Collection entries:
• • • • • • •

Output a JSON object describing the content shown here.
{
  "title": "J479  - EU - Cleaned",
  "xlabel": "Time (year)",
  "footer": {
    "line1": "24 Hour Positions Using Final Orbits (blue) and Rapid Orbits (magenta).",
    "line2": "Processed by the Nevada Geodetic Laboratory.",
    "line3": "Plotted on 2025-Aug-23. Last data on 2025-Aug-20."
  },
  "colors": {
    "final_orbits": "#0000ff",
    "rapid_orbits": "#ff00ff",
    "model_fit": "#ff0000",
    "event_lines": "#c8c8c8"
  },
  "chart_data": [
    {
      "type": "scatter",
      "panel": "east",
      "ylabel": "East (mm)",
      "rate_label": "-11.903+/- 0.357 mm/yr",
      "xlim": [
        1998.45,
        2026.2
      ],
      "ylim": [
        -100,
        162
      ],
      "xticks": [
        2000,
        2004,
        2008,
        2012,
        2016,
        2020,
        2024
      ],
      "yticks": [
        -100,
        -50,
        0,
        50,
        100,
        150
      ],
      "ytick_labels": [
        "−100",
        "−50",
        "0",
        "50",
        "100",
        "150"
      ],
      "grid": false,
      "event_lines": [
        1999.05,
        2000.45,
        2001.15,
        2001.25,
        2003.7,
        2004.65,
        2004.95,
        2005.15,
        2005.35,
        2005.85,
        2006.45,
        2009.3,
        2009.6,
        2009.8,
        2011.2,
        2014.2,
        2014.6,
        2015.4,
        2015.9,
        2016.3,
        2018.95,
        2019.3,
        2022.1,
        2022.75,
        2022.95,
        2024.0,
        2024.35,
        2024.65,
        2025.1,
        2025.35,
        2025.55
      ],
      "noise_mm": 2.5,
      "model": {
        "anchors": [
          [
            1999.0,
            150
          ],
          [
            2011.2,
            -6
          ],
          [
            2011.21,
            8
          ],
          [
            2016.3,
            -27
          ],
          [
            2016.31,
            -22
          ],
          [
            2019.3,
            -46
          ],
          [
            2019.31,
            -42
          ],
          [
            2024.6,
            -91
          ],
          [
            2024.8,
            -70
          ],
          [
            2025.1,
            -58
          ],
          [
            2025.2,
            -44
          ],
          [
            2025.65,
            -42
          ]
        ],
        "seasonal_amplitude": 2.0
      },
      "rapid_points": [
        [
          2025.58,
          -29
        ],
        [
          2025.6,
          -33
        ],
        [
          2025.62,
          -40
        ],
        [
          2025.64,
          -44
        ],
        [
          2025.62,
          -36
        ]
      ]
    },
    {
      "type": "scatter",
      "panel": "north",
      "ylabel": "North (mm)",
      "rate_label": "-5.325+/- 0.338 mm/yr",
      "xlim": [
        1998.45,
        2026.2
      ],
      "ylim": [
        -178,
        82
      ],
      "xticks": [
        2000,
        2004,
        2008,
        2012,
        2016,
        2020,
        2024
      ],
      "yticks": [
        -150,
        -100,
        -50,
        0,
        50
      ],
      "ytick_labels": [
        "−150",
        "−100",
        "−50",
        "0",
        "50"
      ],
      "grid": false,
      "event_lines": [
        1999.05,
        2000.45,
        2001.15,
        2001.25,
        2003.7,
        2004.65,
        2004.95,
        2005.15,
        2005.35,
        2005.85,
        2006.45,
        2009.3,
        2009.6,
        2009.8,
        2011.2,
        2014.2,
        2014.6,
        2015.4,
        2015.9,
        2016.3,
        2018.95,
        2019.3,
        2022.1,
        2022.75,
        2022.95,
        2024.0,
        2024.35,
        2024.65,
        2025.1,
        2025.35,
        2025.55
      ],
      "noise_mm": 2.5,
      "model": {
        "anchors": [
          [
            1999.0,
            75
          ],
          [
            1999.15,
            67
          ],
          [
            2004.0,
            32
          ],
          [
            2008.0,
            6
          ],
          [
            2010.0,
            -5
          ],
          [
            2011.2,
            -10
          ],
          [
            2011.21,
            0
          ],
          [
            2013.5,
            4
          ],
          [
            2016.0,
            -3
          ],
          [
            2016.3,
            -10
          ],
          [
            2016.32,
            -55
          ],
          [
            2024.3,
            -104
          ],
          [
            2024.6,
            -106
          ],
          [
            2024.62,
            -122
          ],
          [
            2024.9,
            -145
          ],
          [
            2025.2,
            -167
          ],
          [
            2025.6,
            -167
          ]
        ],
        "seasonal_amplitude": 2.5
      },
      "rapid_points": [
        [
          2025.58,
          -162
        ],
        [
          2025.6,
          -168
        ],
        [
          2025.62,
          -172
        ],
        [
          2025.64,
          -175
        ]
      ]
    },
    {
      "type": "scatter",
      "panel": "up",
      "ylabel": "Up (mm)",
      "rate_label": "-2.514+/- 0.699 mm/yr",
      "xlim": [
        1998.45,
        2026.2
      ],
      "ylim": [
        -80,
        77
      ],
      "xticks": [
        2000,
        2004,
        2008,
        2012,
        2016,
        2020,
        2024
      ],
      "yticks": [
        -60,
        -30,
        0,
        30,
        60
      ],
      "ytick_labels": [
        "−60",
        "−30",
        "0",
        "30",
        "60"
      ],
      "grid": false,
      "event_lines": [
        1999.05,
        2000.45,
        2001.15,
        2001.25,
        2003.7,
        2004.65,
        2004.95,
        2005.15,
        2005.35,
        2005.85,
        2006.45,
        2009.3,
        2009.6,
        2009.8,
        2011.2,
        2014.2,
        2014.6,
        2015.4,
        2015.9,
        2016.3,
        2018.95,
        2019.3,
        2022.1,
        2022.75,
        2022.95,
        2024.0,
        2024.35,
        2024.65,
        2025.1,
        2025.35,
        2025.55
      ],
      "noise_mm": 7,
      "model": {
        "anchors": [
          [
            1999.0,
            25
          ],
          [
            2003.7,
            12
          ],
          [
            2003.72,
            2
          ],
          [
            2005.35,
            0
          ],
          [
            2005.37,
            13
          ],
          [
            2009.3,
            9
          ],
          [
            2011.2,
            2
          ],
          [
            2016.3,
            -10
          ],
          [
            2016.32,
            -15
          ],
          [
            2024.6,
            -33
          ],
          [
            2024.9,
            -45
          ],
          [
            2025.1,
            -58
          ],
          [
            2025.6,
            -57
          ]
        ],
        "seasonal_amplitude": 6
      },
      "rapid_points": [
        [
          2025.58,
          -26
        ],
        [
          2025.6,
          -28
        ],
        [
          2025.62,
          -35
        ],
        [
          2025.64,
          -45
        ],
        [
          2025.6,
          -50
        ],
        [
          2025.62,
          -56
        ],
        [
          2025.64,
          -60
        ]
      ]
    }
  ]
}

• • • • • • •

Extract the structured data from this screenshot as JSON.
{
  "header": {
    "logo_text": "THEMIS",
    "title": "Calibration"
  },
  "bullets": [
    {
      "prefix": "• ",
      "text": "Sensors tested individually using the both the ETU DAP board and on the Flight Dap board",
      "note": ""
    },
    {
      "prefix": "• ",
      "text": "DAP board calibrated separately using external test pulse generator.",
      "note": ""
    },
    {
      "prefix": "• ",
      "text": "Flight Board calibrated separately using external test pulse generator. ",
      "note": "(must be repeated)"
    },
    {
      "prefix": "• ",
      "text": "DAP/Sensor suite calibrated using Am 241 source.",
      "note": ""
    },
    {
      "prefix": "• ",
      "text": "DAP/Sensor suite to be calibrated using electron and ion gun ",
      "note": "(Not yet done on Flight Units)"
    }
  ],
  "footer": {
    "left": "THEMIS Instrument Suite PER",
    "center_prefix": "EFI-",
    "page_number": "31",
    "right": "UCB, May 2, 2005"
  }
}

• • • • • • •

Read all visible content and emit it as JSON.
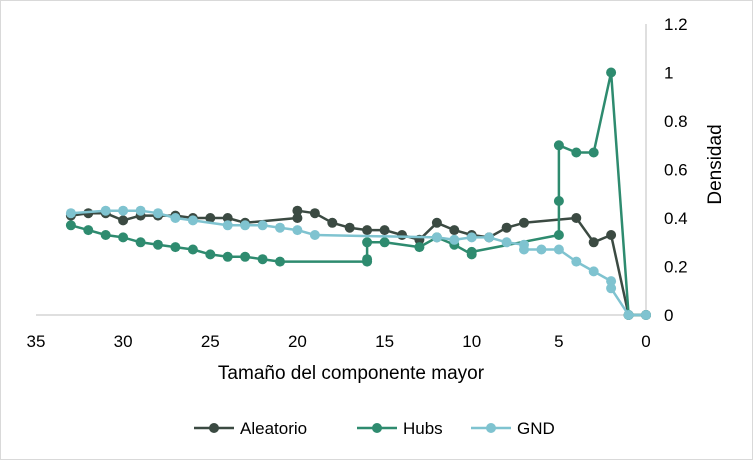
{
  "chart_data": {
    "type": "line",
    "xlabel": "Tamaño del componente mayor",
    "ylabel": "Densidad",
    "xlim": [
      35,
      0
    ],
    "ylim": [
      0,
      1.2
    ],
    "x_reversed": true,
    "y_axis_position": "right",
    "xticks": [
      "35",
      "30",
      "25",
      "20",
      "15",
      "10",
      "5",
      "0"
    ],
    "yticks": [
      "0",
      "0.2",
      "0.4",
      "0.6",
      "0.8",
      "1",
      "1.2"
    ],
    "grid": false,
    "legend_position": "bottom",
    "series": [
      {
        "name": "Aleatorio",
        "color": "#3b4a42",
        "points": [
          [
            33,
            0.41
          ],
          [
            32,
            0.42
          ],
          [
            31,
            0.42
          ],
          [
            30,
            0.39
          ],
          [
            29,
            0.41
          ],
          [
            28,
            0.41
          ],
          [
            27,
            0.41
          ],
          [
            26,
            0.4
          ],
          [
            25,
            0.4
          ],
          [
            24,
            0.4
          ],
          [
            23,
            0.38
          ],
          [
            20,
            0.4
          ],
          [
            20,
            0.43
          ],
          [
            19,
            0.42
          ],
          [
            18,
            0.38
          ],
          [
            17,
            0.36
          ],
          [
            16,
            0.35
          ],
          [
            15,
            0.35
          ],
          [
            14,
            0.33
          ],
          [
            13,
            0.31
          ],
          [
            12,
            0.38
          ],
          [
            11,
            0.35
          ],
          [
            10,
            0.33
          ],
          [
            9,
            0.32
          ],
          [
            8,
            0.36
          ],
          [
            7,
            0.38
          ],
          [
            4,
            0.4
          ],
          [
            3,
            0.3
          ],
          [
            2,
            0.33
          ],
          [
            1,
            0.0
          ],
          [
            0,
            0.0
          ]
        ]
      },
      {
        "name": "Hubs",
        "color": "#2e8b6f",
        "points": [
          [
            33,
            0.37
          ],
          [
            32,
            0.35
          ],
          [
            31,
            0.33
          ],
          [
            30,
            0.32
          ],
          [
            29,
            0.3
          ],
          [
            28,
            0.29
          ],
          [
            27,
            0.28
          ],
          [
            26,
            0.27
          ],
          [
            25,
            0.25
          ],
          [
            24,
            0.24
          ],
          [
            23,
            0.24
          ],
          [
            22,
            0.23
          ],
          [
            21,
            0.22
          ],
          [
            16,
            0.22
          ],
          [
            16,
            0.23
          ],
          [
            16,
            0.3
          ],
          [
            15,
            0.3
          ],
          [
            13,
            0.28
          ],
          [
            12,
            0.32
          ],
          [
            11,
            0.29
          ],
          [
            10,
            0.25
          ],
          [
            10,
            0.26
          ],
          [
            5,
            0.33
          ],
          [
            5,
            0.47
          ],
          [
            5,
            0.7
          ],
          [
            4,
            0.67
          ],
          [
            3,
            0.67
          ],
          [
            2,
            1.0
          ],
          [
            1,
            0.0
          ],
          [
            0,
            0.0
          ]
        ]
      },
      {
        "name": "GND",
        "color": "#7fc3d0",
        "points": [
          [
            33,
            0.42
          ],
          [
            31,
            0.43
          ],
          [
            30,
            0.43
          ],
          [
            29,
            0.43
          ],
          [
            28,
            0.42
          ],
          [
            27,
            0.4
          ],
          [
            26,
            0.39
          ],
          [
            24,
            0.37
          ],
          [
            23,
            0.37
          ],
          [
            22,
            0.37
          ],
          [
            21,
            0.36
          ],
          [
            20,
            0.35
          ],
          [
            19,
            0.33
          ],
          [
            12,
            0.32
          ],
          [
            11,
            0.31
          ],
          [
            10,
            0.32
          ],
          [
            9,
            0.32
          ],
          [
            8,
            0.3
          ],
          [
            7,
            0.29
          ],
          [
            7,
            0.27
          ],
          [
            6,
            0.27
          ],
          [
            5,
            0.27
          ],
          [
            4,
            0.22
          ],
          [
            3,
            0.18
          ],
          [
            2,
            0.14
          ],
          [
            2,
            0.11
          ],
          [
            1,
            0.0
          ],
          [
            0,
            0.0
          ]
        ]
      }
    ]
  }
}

• • • • • • •

▶ **Instruction**
From the listing above, copy out each line where the word "title" appears.

▶ **Written answer**
  "title": "J479  - EU - Cleaned",
    "title": "Calibration"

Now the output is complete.